■ Job: Work out the number of lines containing "JSON". Give that number alone.

— Begin —

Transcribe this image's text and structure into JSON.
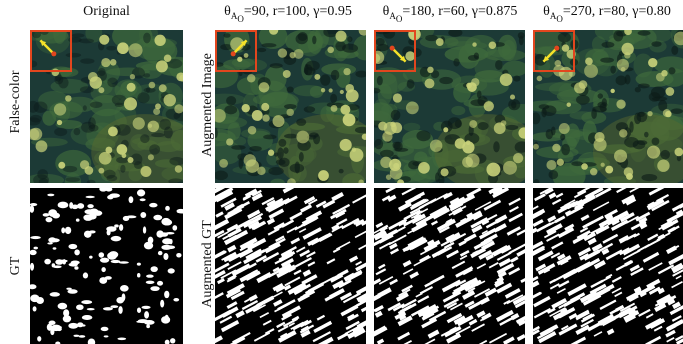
{
  "columns": {
    "original": "Original",
    "aug1": {
      "theta": "θ",
      "sub": "A",
      "subsub": "O",
      "rest": "=90, r=100, γ=0.95"
    },
    "aug2": {
      "theta": "θ",
      "sub": "A",
      "subsub": "O",
      "rest": "=180, r=60, γ=0.875"
    },
    "aug3": {
      "theta": "θ",
      "sub": "A",
      "subsub": "O",
      "rest": "=270, r=80, γ=0.80"
    }
  },
  "rows": {
    "false_color": "False-color",
    "augmented_image": "Augmented Image",
    "gt": "GT",
    "augmented_gt": "Augmented GT"
  },
  "colors": {
    "inset_box": "#e2461e",
    "arrow": "#f5e22a",
    "arrow_origin": "#e2461e",
    "forest_dark": "#1c3a36",
    "forest_mid": "#3f6a3c",
    "crown": "#c9d27a"
  },
  "arrows": [
    {
      "panel": "original",
      "direction_deg": 135
    },
    {
      "panel": "aug1",
      "direction_deg": 45
    },
    {
      "panel": "aug2",
      "direction_deg": 315
    },
    {
      "panel": "aug3",
      "direction_deg": 225
    }
  ]
}
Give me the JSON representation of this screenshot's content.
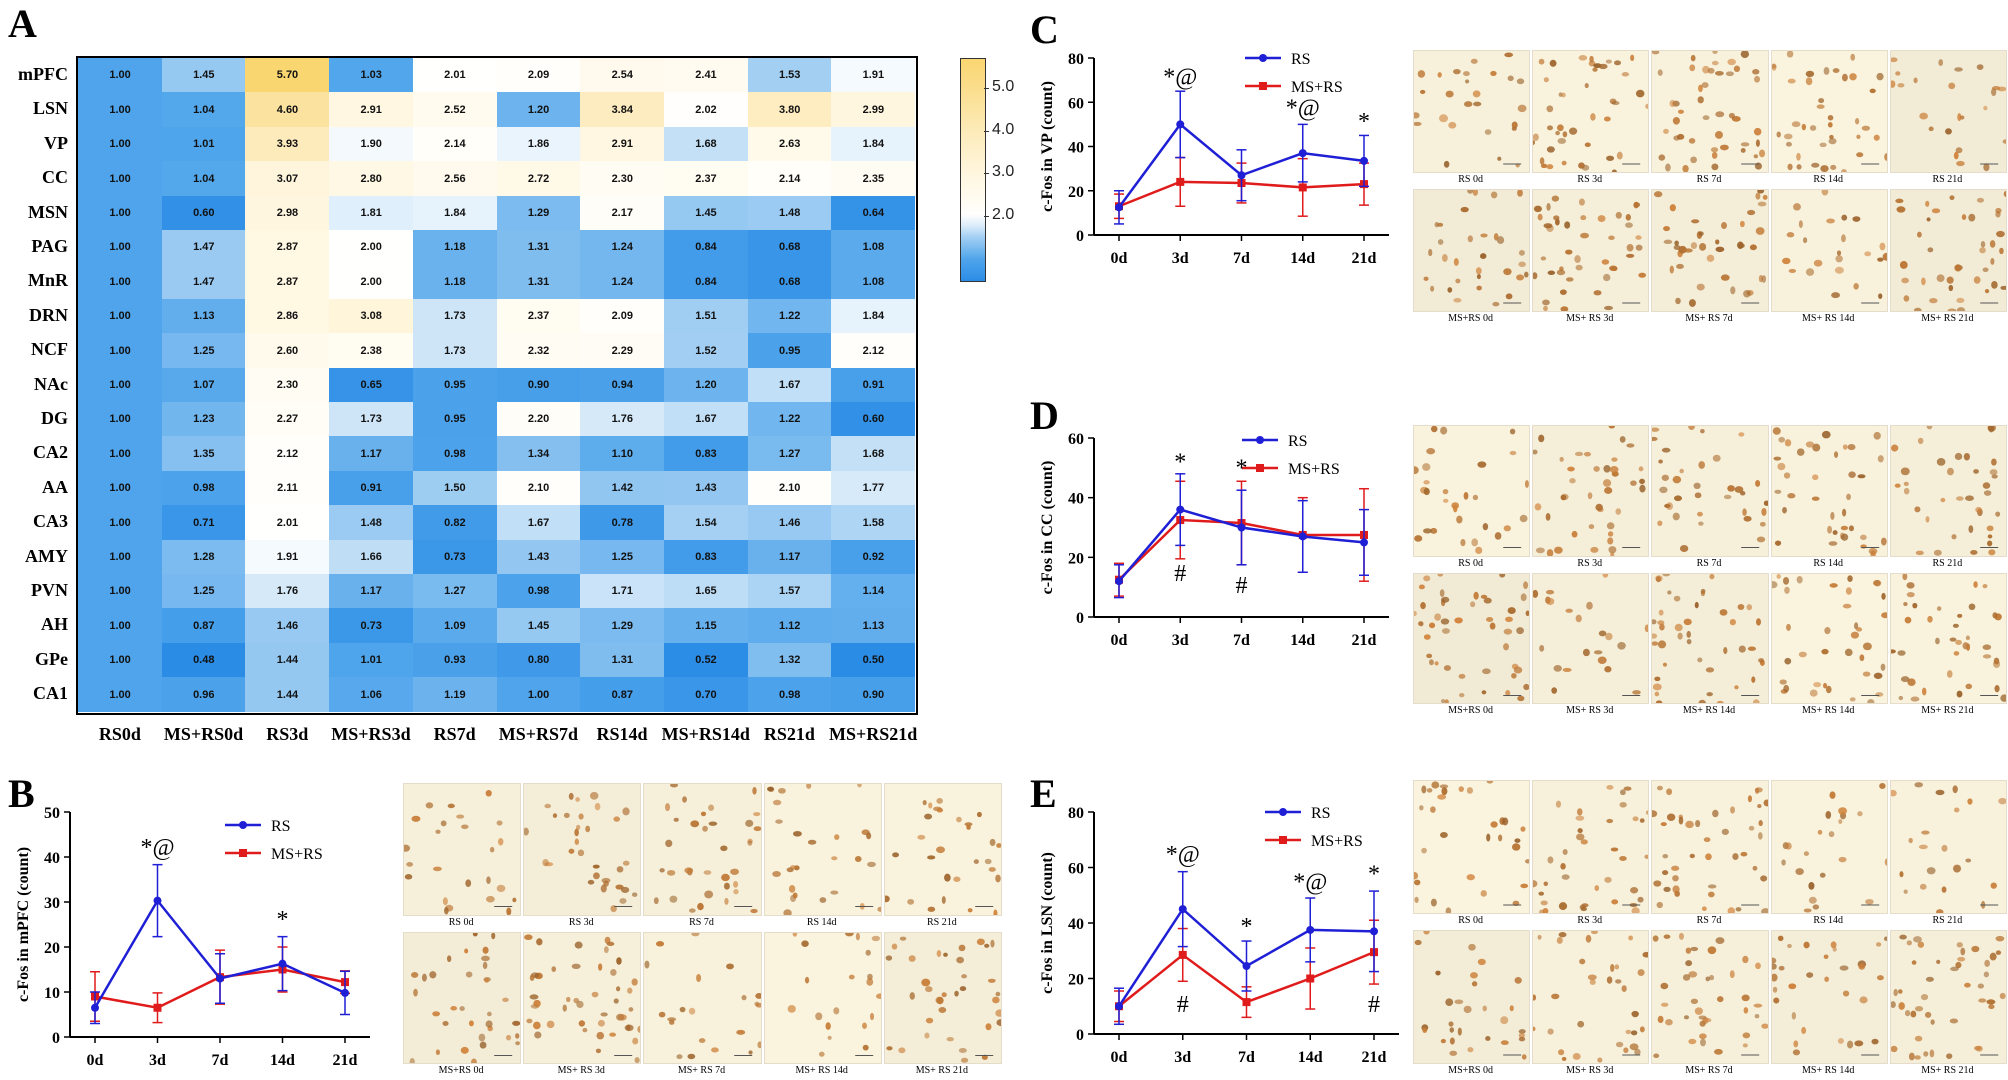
{
  "panels": {
    "a": "A",
    "b": "B",
    "c": "C",
    "d": "D",
    "e": "E"
  },
  "heatmap": {
    "rows": [
      "mPFC",
      "LSN",
      "VP",
      "CC",
      "MSN",
      "PAG",
      "MnR",
      "DRN",
      "NCF",
      "NAc",
      "DG",
      "CA2",
      "AA",
      "CA3",
      "AMY",
      "PVN",
      "AH",
      "GPe",
      "CA1"
    ],
    "cols": [
      "RS0d",
      "MS+RS0d",
      "RS3d",
      "MS+RS3d",
      "RS7d",
      "MS+RS7d",
      "RS14d",
      "MS+RS14d",
      "RS21d",
      "MS+RS21d"
    ],
    "values": [
      [
        1.0,
        1.45,
        5.7,
        1.03,
        2.01,
        2.09,
        2.54,
        2.41,
        1.53,
        1.91
      ],
      [
        1.0,
        1.04,
        4.6,
        2.91,
        2.52,
        1.2,
        3.84,
        2.02,
        3.8,
        2.99
      ],
      [
        1.0,
        1.01,
        3.93,
        1.9,
        2.14,
        1.86,
        2.91,
        1.68,
        2.63,
        1.84
      ],
      [
        1.0,
        1.04,
        3.07,
        2.8,
        2.56,
        2.72,
        2.3,
        2.37,
        2.14,
        2.35
      ],
      [
        1.0,
        0.6,
        2.98,
        1.81,
        1.84,
        1.29,
        2.17,
        1.45,
        1.48,
        0.64
      ],
      [
        1.0,
        1.47,
        2.87,
        2.0,
        1.18,
        1.31,
        1.24,
        0.84,
        0.68,
        1.08
      ],
      [
        1.0,
        1.47,
        2.87,
        2.0,
        1.18,
        1.31,
        1.24,
        0.84,
        0.68,
        1.08
      ],
      [
        1.0,
        1.13,
        2.86,
        3.08,
        1.73,
        2.37,
        2.09,
        1.51,
        1.22,
        1.84
      ],
      [
        1.0,
        1.25,
        2.6,
        2.38,
        1.73,
        2.32,
        2.29,
        1.52,
        0.95,
        2.12
      ],
      [
        1.0,
        1.07,
        2.3,
        0.65,
        0.95,
        0.9,
        0.94,
        1.2,
        1.67,
        0.91
      ],
      [
        1.0,
        1.23,
        2.27,
        1.73,
        0.95,
        2.2,
        1.76,
        1.67,
        1.22,
        0.6
      ],
      [
        1.0,
        1.35,
        2.12,
        1.17,
        0.98,
        1.34,
        1.1,
        0.83,
        1.27,
        1.68
      ],
      [
        1.0,
        0.98,
        2.11,
        0.91,
        1.5,
        2.1,
        1.42,
        1.43,
        2.1,
        1.77
      ],
      [
        1.0,
        0.71,
        2.01,
        1.48,
        0.82,
        1.67,
        0.78,
        1.54,
        1.46,
        1.58
      ],
      [
        1.0,
        1.28,
        1.91,
        1.66,
        0.73,
        1.43,
        1.25,
        0.83,
        1.17,
        0.92
      ],
      [
        1.0,
        1.25,
        1.76,
        1.17,
        1.27,
        0.98,
        1.71,
        1.65,
        1.57,
        1.14
      ],
      [
        1.0,
        0.87,
        1.46,
        0.73,
        1.09,
        1.45,
        1.29,
        1.15,
        1.12,
        1.13
      ],
      [
        1.0,
        0.48,
        1.44,
        1.01,
        0.93,
        0.8,
        1.31,
        0.52,
        1.32,
        0.5
      ],
      [
        1.0,
        0.96,
        1.44,
        1.06,
        1.19,
        1.0,
        0.87,
        0.7,
        0.98,
        0.9
      ]
    ],
    "colorbar_ticks": [
      "5.0",
      "4.0",
      "3.0",
      "2.0"
    ],
    "colorbar_values": [
      5.0,
      4.0,
      3.0,
      2.0
    ],
    "colorbar_range": [
      0.5,
      5.7
    ]
  },
  "chart_data": [
    {
      "type": "heatmap",
      "id": "A",
      "title": "",
      "note": "values in heatmap.values; rows = brain regions, cols = groups"
    },
    {
      "type": "line",
      "id": "B",
      "ylabel": "c-Fos in mPFC (count)",
      "categories": [
        "0d",
        "3d",
        "7d",
        "14d",
        "21d"
      ],
      "ylim": [
        0,
        50
      ],
      "yticks": [
        "0",
        "10",
        "20",
        "30",
        "40",
        "50"
      ],
      "ytick_values": [
        0,
        10,
        20,
        30,
        40,
        50
      ],
      "series": [
        {
          "name": "RS",
          "color": "#1f1fd6",
          "values": [
            6.5,
            30.3,
            13.0,
            16.3,
            9.8
          ],
          "errors": [
            3.5,
            8.0,
            5.5,
            6.0,
            4.8
          ]
        },
        {
          "name": "MS+RS",
          "color": "#e01b1b",
          "values": [
            9.0,
            6.5,
            13.3,
            15.0,
            12.2
          ],
          "errors": [
            5.5,
            3.3,
            6.0,
            5.0,
            2.5
          ]
        }
      ],
      "annotations": [
        {
          "x": "3d",
          "y": 40.5,
          "text": "*@"
        },
        {
          "x": "14d",
          "y": 24.5,
          "text": "*"
        }
      ]
    },
    {
      "type": "line",
      "id": "C",
      "ylabel": "c-Fos in VP (count)",
      "categories": [
        "0d",
        "3d",
        "7d",
        "14d",
        "21d"
      ],
      "ylim": [
        0,
        80
      ],
      "yticks": [
        "0",
        "20",
        "40",
        "60",
        "80"
      ],
      "ytick_values": [
        0,
        20,
        40,
        60,
        80
      ],
      "series": [
        {
          "name": "RS",
          "color": "#1f1fd6",
          "values": [
            12.5,
            50.0,
            27.0,
            37.0,
            33.5
          ],
          "errors": [
            7.5,
            15.0,
            11.5,
            13.0,
            11.5
          ]
        },
        {
          "name": "MS+RS",
          "color": "#e01b1b",
          "values": [
            13.0,
            24.0,
            23.5,
            21.5,
            23.0
          ],
          "errors": [
            5.5,
            11.0,
            9.0,
            13.0,
            9.5
          ]
        }
      ],
      "annotations": [
        {
          "x": "3d",
          "y": 68,
          "text": "*@"
        },
        {
          "x": "14d",
          "y": 54,
          "text": "*@"
        },
        {
          "x": "21d",
          "y": 48,
          "text": "*"
        }
      ]
    },
    {
      "type": "line",
      "id": "D",
      "ylabel": "c-Fos in CC (count)",
      "categories": [
        "0d",
        "3d",
        "7d",
        "14d",
        "21d"
      ],
      "ylim": [
        0,
        60
      ],
      "yticks": [
        "0",
        "20",
        "40",
        "60"
      ],
      "ytick_values": [
        0,
        20,
        40,
        60
      ],
      "series": [
        {
          "name": "RS",
          "color": "#1f1fd6",
          "values": [
            12.0,
            36.0,
            30.0,
            27.0,
            25.0
          ],
          "errors": [
            5.5,
            12.0,
            12.5,
            12.0,
            11.0
          ]
        },
        {
          "name": "MS+RS",
          "color": "#e01b1b",
          "values": [
            12.5,
            32.5,
            31.5,
            27.5,
            27.5
          ],
          "errors": [
            5.5,
            13.0,
            14.0,
            12.5,
            15.5
          ]
        }
      ],
      "annotations": [
        {
          "x": "3d",
          "y": 49.5,
          "text": "*"
        },
        {
          "x": "7d",
          "y": 47.5,
          "text": "*"
        },
        {
          "x": "3d",
          "y": 12.0,
          "text": "#"
        },
        {
          "x": "7d",
          "y": 8.0,
          "text": "#"
        }
      ]
    },
    {
      "type": "line",
      "id": "E",
      "ylabel": "c-Fos in LSN (count)",
      "categories": [
        "0d",
        "3d",
        "7d",
        "14d",
        "21d"
      ],
      "ylim": [
        0,
        80
      ],
      "yticks": [
        "0",
        "20",
        "40",
        "60",
        "80"
      ],
      "ytick_values": [
        0,
        20,
        40,
        60,
        80
      ],
      "series": [
        {
          "name": "RS",
          "color": "#1f1fd6",
          "values": [
            10.0,
            45.0,
            24.5,
            37.5,
            37.0
          ],
          "errors": [
            6.5,
            13.5,
            9.0,
            11.5,
            14.5
          ]
        },
        {
          "name": "MS+RS",
          "color": "#e01b1b",
          "values": [
            10.0,
            28.5,
            11.5,
            20.0,
            29.5
          ],
          "errors": [
            5.5,
            9.5,
            5.5,
            11.0,
            11.5
          ]
        }
      ],
      "annotations": [
        {
          "x": "3d",
          "y": 62,
          "text": "*@"
        },
        {
          "x": "7d",
          "y": 36,
          "text": "*"
        },
        {
          "x": "14d",
          "y": 52,
          "text": "*@"
        },
        {
          "x": "21d",
          "y": 55,
          "text": "*"
        },
        {
          "x": "3d",
          "y": 8,
          "text": "#"
        },
        {
          "x": "21d",
          "y": 8,
          "text": "#"
        }
      ]
    }
  ],
  "micrographs": {
    "B": {
      "top": [
        "RS 0d",
        "RS 3d",
        "RS 7d",
        "RS 14d",
        "RS 21d"
      ],
      "bottom": [
        "MS+RS 0d",
        "MS+ RS 3d",
        "MS+ RS 7d",
        "MS+ RS 14d",
        "MS+ RS 21d"
      ]
    },
    "C": {
      "top": [
        "RS 0d",
        "RS 3d",
        "RS 7d",
        "RS 14d",
        "RS 21d"
      ],
      "bottom": [
        "MS+RS 0d",
        "MS+ RS 3d",
        "MS+ RS 7d",
        "MS+ RS 14d",
        "MS+ RS 21d"
      ]
    },
    "D": {
      "top": [
        "RS 0d",
        "RS 3d",
        "RS 7d",
        "RS 14d",
        "RS 21d"
      ],
      "bottom": [
        "MS+RS 0d",
        "MS+ RS 3d",
        "MS+ RS 14d",
        "MS+ RS 14d",
        "MS+ RS 21d"
      ]
    },
    "E": {
      "top": [
        "RS 0d",
        "RS 3d",
        "RS 7d",
        "RS 14d",
        "RS 21d"
      ],
      "bottom": [
        "MS+RS 0d",
        "MS+ RS 3d",
        "MS+ RS 7d",
        "MS+ RS 14d",
        "MS+ RS 21d"
      ]
    }
  }
}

— End —

■ Answer for the task: 2